[Stored entries]
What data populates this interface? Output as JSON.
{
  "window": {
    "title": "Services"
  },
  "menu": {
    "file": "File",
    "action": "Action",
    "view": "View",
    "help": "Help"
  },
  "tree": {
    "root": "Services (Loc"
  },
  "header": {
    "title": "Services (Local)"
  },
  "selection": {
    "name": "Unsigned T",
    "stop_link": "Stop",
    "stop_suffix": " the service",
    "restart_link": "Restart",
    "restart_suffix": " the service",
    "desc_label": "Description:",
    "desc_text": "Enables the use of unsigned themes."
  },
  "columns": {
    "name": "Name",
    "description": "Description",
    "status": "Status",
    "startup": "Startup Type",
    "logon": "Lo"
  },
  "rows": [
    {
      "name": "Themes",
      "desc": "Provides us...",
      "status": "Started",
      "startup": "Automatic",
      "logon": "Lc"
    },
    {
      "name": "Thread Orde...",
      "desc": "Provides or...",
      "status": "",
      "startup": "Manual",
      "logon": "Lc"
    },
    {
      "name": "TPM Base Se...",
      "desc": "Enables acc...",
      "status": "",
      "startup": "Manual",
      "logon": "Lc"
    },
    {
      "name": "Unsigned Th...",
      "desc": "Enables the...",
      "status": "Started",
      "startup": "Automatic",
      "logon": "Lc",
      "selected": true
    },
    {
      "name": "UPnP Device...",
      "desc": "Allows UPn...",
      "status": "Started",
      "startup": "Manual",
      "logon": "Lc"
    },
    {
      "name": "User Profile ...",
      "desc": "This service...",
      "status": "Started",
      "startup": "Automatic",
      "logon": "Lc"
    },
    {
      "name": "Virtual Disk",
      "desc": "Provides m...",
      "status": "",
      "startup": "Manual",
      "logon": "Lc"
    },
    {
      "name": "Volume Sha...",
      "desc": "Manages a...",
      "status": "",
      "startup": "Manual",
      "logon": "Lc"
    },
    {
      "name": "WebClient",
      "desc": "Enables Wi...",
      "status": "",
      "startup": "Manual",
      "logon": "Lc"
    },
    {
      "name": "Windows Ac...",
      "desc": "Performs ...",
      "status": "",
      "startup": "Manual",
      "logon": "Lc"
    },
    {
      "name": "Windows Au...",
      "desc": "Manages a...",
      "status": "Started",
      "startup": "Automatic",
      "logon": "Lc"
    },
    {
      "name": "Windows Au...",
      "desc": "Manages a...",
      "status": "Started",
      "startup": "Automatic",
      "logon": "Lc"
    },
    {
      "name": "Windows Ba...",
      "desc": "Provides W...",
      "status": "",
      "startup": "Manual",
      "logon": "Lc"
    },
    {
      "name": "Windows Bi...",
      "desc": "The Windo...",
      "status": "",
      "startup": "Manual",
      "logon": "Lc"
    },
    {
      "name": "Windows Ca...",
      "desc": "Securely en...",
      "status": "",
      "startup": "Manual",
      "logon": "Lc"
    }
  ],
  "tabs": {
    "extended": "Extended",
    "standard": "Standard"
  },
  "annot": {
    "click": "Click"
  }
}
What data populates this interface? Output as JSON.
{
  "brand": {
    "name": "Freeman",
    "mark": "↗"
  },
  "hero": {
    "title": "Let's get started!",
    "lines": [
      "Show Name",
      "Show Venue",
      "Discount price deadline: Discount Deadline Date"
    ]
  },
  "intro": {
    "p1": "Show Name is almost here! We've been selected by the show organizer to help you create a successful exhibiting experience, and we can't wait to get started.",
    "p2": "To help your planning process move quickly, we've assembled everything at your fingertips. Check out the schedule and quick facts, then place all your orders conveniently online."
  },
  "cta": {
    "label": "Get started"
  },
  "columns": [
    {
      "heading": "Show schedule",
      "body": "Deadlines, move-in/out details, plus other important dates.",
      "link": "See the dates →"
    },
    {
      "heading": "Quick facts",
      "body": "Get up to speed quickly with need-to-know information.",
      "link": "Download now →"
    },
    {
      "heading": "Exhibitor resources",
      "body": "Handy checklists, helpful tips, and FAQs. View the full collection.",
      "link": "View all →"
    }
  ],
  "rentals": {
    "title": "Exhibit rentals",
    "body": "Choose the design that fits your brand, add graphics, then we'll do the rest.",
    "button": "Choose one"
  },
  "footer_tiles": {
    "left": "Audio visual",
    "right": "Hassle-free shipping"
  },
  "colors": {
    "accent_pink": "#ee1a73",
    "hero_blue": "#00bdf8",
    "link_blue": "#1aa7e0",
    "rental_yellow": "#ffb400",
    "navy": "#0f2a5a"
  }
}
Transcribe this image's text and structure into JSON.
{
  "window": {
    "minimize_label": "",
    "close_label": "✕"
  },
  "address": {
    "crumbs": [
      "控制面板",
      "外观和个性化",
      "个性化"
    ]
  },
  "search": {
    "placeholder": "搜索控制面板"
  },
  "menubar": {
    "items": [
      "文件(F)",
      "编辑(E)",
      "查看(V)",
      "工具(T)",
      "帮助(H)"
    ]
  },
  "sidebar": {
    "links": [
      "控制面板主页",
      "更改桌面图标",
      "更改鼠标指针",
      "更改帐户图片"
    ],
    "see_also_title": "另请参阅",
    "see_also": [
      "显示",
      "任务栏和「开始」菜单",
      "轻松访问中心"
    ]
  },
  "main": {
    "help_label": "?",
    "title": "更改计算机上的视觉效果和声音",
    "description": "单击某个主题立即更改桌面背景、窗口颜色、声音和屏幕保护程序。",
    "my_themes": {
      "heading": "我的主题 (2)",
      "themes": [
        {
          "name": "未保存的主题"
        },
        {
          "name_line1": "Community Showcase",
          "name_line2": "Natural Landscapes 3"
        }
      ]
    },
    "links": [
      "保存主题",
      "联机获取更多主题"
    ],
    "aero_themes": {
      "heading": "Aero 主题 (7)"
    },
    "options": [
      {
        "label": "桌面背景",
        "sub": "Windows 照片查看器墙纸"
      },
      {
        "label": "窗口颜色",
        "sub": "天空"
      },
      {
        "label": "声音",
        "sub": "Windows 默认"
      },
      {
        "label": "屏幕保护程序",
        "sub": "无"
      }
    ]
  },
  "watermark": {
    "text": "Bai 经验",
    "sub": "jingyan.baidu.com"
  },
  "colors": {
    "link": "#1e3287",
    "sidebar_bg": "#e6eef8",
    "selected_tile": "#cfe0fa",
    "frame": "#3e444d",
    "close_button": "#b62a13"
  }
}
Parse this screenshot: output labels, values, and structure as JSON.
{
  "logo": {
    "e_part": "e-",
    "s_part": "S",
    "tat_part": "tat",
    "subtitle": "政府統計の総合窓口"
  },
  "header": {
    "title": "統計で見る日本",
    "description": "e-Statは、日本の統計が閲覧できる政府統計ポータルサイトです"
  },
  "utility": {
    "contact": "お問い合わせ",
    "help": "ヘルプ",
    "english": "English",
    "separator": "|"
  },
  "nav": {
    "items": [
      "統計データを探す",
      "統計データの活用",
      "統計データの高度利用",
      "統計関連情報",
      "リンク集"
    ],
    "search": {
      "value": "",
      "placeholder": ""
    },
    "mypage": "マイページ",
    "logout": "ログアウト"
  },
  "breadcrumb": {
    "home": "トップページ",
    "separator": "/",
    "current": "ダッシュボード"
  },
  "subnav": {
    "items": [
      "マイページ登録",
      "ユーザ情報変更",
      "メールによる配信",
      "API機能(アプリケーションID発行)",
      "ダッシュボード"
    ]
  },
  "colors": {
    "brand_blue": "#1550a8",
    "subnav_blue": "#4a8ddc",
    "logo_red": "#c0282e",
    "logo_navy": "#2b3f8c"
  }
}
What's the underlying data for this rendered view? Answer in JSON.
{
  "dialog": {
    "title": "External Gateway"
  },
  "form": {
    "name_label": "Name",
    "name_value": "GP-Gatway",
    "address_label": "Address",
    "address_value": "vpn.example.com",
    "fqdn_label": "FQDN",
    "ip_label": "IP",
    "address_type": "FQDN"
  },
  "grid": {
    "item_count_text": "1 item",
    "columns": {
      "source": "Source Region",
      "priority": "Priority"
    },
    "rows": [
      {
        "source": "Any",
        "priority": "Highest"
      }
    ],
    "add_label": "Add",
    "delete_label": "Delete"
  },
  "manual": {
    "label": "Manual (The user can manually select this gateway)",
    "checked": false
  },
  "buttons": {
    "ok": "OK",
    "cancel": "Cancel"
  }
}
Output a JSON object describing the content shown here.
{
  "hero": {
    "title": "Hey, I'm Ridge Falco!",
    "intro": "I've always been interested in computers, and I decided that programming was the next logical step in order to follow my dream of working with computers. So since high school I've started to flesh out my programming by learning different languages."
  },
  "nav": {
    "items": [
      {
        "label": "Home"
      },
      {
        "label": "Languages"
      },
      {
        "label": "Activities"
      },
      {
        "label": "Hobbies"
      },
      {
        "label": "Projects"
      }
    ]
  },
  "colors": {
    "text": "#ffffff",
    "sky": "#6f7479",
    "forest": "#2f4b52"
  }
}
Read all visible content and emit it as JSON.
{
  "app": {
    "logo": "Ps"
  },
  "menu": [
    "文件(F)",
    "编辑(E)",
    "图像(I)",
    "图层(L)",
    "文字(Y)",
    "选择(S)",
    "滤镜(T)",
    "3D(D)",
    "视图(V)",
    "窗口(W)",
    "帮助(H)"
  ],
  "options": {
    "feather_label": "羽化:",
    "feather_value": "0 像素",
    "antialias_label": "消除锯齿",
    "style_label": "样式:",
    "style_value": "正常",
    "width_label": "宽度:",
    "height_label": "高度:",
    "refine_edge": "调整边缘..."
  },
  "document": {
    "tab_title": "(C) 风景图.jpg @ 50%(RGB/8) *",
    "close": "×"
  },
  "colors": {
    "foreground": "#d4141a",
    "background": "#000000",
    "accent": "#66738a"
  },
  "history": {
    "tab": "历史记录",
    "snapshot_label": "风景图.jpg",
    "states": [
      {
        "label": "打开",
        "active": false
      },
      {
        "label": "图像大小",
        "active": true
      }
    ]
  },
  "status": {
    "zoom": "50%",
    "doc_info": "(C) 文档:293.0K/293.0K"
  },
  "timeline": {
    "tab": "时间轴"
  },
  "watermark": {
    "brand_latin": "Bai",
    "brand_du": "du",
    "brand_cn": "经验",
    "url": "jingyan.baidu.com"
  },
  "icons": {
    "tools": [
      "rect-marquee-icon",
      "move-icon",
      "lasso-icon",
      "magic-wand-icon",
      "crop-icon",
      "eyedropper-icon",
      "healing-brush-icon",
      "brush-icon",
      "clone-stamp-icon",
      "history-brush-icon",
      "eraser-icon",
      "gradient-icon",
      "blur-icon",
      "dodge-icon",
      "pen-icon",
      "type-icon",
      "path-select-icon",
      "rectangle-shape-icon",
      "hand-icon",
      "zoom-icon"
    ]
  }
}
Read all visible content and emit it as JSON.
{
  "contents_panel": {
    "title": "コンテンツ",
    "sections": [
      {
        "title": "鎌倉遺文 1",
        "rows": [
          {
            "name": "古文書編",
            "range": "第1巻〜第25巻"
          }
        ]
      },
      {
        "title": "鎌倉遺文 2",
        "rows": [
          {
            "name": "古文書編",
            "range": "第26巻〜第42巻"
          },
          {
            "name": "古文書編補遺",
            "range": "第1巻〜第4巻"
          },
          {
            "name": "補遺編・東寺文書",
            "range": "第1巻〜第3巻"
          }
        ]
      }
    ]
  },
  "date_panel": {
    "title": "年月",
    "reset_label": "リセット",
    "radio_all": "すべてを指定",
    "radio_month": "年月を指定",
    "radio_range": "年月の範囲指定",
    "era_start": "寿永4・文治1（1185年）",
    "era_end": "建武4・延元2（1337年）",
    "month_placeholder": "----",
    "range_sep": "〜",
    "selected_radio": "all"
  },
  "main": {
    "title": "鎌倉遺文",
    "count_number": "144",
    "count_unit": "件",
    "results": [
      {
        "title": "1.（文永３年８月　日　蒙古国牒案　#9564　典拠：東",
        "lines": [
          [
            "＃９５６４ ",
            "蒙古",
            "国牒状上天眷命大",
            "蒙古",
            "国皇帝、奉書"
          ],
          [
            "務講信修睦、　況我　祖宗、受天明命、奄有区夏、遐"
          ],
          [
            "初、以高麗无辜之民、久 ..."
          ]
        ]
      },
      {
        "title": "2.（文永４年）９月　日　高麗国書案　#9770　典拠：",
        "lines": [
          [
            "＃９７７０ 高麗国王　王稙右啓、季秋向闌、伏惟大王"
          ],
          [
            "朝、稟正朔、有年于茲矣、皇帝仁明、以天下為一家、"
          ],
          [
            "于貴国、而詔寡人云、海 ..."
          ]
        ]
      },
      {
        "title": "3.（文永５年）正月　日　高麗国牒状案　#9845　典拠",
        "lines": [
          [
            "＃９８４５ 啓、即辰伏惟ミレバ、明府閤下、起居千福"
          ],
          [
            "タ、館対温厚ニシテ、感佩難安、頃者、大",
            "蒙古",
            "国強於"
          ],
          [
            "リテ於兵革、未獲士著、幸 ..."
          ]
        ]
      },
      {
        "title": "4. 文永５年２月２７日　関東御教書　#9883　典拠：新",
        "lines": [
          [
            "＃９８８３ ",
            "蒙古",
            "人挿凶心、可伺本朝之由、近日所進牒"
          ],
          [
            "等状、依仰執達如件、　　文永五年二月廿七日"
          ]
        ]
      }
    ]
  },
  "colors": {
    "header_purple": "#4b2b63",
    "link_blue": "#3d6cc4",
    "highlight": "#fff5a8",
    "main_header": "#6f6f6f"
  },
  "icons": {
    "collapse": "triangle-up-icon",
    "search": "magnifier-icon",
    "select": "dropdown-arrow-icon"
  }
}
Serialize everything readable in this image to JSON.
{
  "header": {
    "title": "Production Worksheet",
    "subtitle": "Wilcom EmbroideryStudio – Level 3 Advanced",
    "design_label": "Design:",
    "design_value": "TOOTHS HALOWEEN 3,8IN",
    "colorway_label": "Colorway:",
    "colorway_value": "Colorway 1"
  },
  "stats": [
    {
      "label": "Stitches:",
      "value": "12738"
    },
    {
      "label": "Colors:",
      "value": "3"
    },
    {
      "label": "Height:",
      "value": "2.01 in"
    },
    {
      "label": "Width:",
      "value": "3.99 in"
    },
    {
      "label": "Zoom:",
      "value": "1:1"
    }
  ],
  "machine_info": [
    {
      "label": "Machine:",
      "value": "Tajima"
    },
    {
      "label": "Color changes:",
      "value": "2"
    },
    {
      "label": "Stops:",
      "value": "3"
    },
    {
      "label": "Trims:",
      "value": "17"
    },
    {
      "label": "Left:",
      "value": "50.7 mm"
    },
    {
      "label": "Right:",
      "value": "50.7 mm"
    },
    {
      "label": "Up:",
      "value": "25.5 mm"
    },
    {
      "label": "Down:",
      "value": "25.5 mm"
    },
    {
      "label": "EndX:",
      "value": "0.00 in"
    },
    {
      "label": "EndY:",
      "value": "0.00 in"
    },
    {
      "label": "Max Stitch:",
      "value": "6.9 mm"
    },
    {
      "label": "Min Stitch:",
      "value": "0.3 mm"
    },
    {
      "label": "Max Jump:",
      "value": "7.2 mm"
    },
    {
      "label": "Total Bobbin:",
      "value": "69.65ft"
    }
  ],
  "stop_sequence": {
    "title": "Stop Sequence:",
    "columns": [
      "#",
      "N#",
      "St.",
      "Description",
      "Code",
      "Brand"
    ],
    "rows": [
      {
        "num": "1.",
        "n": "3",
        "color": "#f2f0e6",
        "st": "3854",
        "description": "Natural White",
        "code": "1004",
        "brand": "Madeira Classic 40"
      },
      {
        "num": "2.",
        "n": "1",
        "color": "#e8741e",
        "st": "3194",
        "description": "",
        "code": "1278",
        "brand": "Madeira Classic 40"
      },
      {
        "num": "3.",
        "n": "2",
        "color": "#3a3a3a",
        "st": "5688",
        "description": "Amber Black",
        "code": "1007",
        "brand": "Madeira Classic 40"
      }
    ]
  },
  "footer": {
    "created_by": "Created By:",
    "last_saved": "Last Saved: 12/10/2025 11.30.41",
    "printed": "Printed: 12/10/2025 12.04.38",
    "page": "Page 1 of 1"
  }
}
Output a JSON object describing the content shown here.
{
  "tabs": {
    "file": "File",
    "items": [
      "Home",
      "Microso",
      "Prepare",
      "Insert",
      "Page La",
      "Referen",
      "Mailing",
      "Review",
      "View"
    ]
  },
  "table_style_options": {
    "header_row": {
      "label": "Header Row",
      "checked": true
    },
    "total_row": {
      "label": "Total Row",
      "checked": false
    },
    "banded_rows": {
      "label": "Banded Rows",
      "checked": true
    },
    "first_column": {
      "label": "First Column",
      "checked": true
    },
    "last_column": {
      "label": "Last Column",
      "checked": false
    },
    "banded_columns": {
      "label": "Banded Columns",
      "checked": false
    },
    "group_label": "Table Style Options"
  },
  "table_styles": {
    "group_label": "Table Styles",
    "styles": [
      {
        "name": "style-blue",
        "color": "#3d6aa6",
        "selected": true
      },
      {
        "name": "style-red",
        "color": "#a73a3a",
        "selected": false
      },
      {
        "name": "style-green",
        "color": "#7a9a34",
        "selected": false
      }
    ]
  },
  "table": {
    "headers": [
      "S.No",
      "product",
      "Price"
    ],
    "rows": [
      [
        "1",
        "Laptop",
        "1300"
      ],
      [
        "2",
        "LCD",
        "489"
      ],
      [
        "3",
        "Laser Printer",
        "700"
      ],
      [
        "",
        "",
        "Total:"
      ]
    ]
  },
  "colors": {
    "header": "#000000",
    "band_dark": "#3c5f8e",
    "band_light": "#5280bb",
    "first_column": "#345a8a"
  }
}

> **TASK**:
Only lines holding the string "Choose" are wanted; gather each one from the entries above.

> **TASK RESULT**:
    "body": "Choose the design that fits your brand, add graphics, then we'll do the rest.",
    "button": "Choose one"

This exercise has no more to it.